## BEGIN Supplied material
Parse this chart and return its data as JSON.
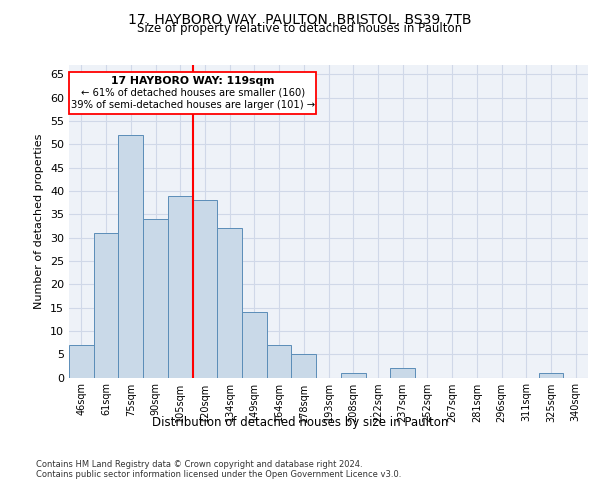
{
  "title_line1": "17, HAYBORO WAY, PAULTON, BRISTOL, BS39 7TB",
  "title_line2": "Size of property relative to detached houses in Paulton",
  "xlabel": "Distribution of detached houses by size in Paulton",
  "ylabel": "Number of detached properties",
  "categories": [
    "46sqm",
    "61sqm",
    "75sqm",
    "90sqm",
    "105sqm",
    "120sqm",
    "134sqm",
    "149sqm",
    "164sqm",
    "178sqm",
    "193sqm",
    "208sqm",
    "222sqm",
    "237sqm",
    "252sqm",
    "267sqm",
    "281sqm",
    "296sqm",
    "311sqm",
    "325sqm",
    "340sqm"
  ],
  "values": [
    7,
    31,
    52,
    34,
    39,
    38,
    32,
    14,
    7,
    5,
    0,
    1,
    0,
    2,
    0,
    0,
    0,
    0,
    0,
    1,
    0
  ],
  "bar_color": "#c9d9e8",
  "bar_edge_color": "#5b8db8",
  "grid_color": "#d0d8e8",
  "background_color": "#eef2f8",
  "annotation_text_line1": "17 HAYBORO WAY: 119sqm",
  "annotation_text_line2": "← 61% of detached houses are smaller (160)",
  "annotation_text_line3": "39% of semi-detached houses are larger (101) →",
  "ylim": [
    0,
    67
  ],
  "yticks": [
    0,
    5,
    10,
    15,
    20,
    25,
    30,
    35,
    40,
    45,
    50,
    55,
    60,
    65
  ],
  "red_line_index": 5,
  "footnote_line1": "Contains HM Land Registry data © Crown copyright and database right 2024.",
  "footnote_line2": "Contains public sector information licensed under the Open Government Licence v3.0."
}
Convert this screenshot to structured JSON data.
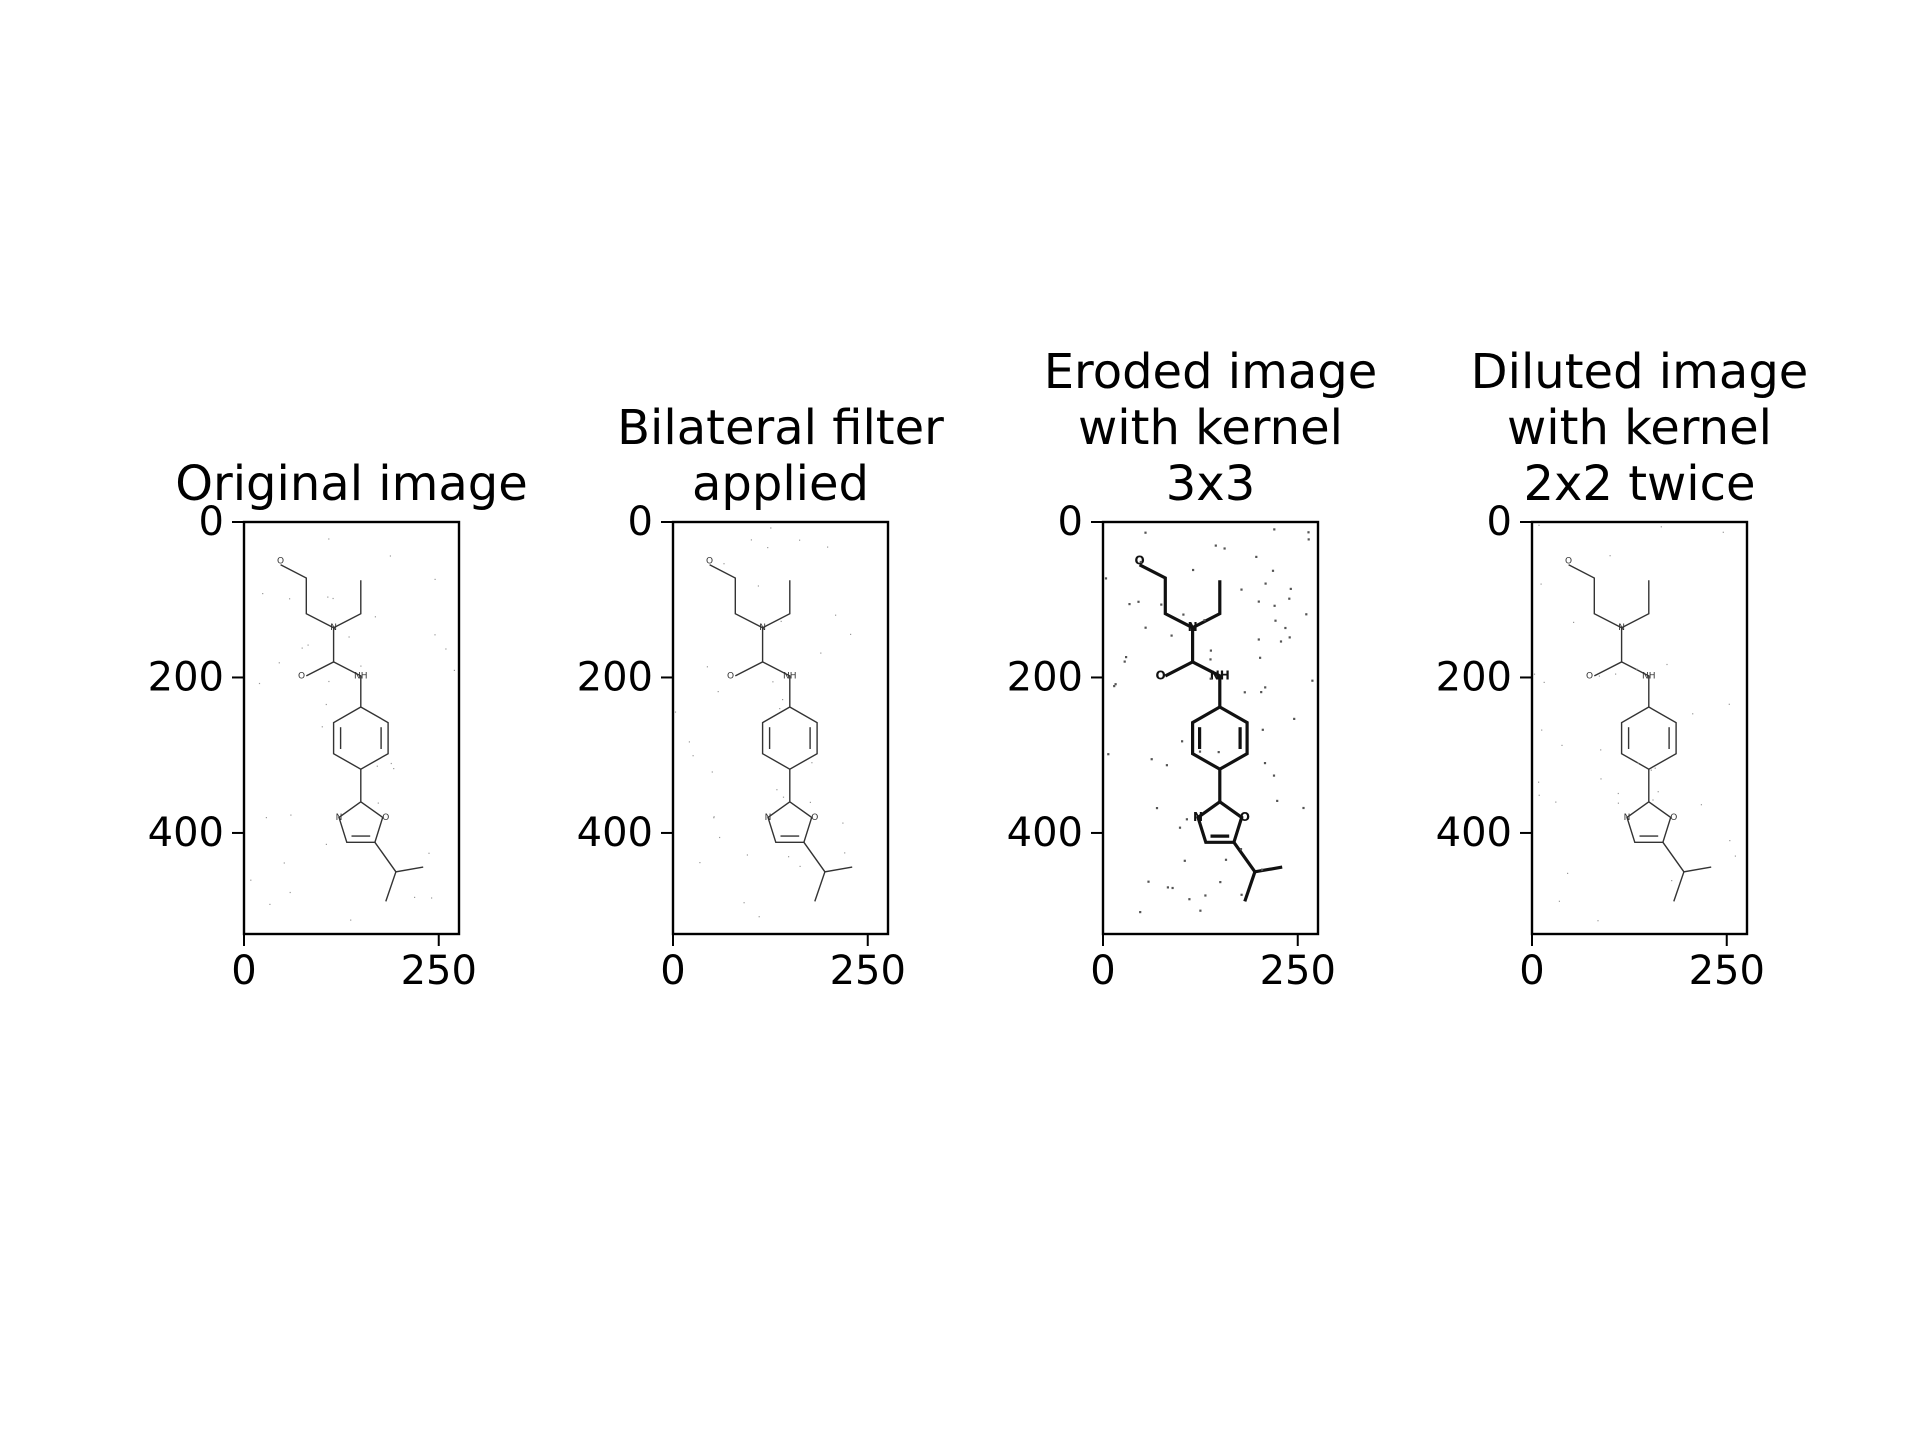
{
  "chart_data": [
    {
      "type": "image",
      "title": [
        "Original image"
      ],
      "xticks": [
        0,
        250
      ],
      "yticks": [
        0,
        200,
        400
      ],
      "xlim": [
        0,
        276
      ],
      "ylim": [
        530,
        0
      ],
      "style": "thin"
    },
    {
      "type": "image",
      "title": [
        "Bilateral filter",
        "applied"
      ],
      "xticks": [
        0,
        250
      ],
      "yticks": [
        0,
        200,
        400
      ],
      "xlim": [
        0,
        276
      ],
      "ylim": [
        530,
        0
      ],
      "style": "thin"
    },
    {
      "type": "image",
      "title": [
        "Eroded image",
        "with kernel",
        "3x3"
      ],
      "xticks": [
        0,
        250
      ],
      "yticks": [
        0,
        200,
        400
      ],
      "xlim": [
        0,
        276
      ],
      "ylim": [
        530,
        0
      ],
      "style": "bold"
    },
    {
      "type": "image",
      "title": [
        "Diluted image",
        "with kernel",
        "2x2 twice"
      ],
      "xticks": [
        0,
        250
      ],
      "yticks": [
        0,
        200,
        400
      ],
      "xlim": [
        0,
        276
      ],
      "ylim": [
        530,
        0
      ],
      "style": "thin"
    }
  ]
}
## END Supplied material
**Aim**
Scan the material above. Extract every line in which the word "this" occurs.

**Task response**
Parse this chart and return its data as JSON.
Convert this screenshot to structured JSON data.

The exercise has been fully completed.